• **Task directions**
Write out the listing below again, precisely as it is given.

<<<<

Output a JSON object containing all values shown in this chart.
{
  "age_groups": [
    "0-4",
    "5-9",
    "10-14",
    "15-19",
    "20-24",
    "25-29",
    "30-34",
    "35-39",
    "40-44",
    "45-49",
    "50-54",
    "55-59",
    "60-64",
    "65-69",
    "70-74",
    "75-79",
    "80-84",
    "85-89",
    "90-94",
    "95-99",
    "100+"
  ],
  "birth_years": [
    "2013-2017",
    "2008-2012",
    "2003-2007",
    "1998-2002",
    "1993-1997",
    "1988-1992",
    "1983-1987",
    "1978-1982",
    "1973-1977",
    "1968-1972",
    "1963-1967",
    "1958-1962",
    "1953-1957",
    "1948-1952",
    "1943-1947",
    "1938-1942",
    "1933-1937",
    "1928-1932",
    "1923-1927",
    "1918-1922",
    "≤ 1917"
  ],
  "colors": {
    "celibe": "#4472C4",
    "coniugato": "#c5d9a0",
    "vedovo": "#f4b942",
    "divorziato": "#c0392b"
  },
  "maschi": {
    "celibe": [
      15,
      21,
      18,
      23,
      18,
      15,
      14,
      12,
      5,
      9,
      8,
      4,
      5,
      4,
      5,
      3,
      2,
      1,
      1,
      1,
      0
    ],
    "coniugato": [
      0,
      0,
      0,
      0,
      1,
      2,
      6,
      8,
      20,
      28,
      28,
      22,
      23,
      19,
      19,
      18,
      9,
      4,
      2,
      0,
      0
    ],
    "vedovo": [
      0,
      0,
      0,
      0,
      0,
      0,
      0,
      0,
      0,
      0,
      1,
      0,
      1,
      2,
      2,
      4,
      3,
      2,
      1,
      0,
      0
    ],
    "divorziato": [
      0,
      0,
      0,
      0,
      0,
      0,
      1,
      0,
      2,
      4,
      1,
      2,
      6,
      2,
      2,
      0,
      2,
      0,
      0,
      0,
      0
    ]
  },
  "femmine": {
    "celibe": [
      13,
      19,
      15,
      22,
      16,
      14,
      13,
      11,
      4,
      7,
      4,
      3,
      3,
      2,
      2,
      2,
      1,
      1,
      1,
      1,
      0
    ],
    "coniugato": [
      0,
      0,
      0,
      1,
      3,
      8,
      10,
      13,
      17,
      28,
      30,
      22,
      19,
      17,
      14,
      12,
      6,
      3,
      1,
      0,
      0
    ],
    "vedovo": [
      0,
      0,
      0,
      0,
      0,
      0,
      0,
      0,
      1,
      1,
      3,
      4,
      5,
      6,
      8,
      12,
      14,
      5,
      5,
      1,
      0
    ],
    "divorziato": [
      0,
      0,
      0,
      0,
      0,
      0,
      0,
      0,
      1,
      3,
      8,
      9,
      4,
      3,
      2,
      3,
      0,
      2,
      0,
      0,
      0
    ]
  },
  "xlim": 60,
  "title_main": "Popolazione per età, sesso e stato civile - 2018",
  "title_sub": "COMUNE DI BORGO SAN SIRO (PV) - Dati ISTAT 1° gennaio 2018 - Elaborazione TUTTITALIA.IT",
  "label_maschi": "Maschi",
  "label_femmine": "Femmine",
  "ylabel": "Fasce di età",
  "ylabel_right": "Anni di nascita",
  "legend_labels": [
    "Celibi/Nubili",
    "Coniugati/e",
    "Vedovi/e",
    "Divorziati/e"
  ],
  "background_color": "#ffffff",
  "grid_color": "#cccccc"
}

>>>>

• **Answer in full**
Output a JSON object containing all values shown in this chart.
{
  "age_groups": [
    "0-4",
    "5-9",
    "10-14",
    "15-19",
    "20-24",
    "25-29",
    "30-34",
    "35-39",
    "40-44",
    "45-49",
    "50-54",
    "55-59",
    "60-64",
    "65-69",
    "70-74",
    "75-79",
    "80-84",
    "85-89",
    "90-94",
    "95-99",
    "100+"
  ],
  "birth_years": [
    "2013-2017",
    "2008-2012",
    "2003-2007",
    "1998-2002",
    "1993-1997",
    "1988-1992",
    "1983-1987",
    "1978-1982",
    "1973-1977",
    "1968-1972",
    "1963-1967",
    "1958-1962",
    "1953-1957",
    "1948-1952",
    "1943-1947",
    "1938-1942",
    "1933-1937",
    "1928-1932",
    "1923-1927",
    "1918-1922",
    "≤ 1917"
  ],
  "colors": {
    "celibe": "#4472C4",
    "coniugato": "#c5d9a0",
    "vedovo": "#f4b942",
    "divorziato": "#c0392b"
  },
  "maschi": {
    "celibe": [
      15,
      21,
      18,
      23,
      18,
      15,
      14,
      12,
      5,
      9,
      8,
      4,
      5,
      4,
      5,
      3,
      2,
      1,
      1,
      1,
      0
    ],
    "coniugato": [
      0,
      0,
      0,
      0,
      1,
      2,
      6,
      8,
      20,
      28,
      28,
      22,
      23,
      19,
      19,
      18,
      9,
      4,
      2,
      0,
      0
    ],
    "vedovo": [
      0,
      0,
      0,
      0,
      0,
      0,
      0,
      0,
      0,
      0,
      1,
      0,
      1,
      2,
      2,
      4,
      3,
      2,
      1,
      0,
      0
    ],
    "divorziato": [
      0,
      0,
      0,
      0,
      0,
      0,
      1,
      0,
      2,
      4,
      1,
      2,
      6,
      2,
      2,
      0,
      2,
      0,
      0,
      0,
      0
    ]
  },
  "femmine": {
    "celibe": [
      13,
      19,
      15,
      22,
      16,
      14,
      13,
      11,
      4,
      7,
      4,
      3,
      3,
      2,
      2,
      2,
      1,
      1,
      1,
      1,
      0
    ],
    "coniugato": [
      0,
      0,
      0,
      1,
      3,
      8,
      10,
      13,
      17,
      28,
      30,
      22,
      19,
      17,
      14,
      12,
      6,
      3,
      1,
      0,
      0
    ],
    "vedovo": [
      0,
      0,
      0,
      0,
      0,
      0,
      0,
      0,
      1,
      1,
      3,
      4,
      5,
      6,
      8,
      12,
      14,
      5,
      5,
      1,
      0
    ],
    "divorziato": [
      0,
      0,
      0,
      0,
      0,
      0,
      0,
      0,
      1,
      3,
      8,
      9,
      4,
      3,
      2,
      3,
      0,
      2,
      0,
      0,
      0
    ]
  },
  "xlim": 60,
  "title_main": "Popolazione per età, sesso e stato civile - 2018",
  "title_sub": "COMUNE DI BORGO SAN SIRO (PV) - Dati ISTAT 1° gennaio 2018 - Elaborazione TUTTITALIA.IT",
  "label_maschi": "Maschi",
  "label_femmine": "Femmine",
  "ylabel": "Fasce di età",
  "ylabel_right": "Anni di nascita",
  "legend_labels": [
    "Celibi/Nubili",
    "Coniugati/e",
    "Vedovi/e",
    "Divorziati/e"
  ],
  "background_color": "#ffffff",
  "grid_color": "#cccccc"
}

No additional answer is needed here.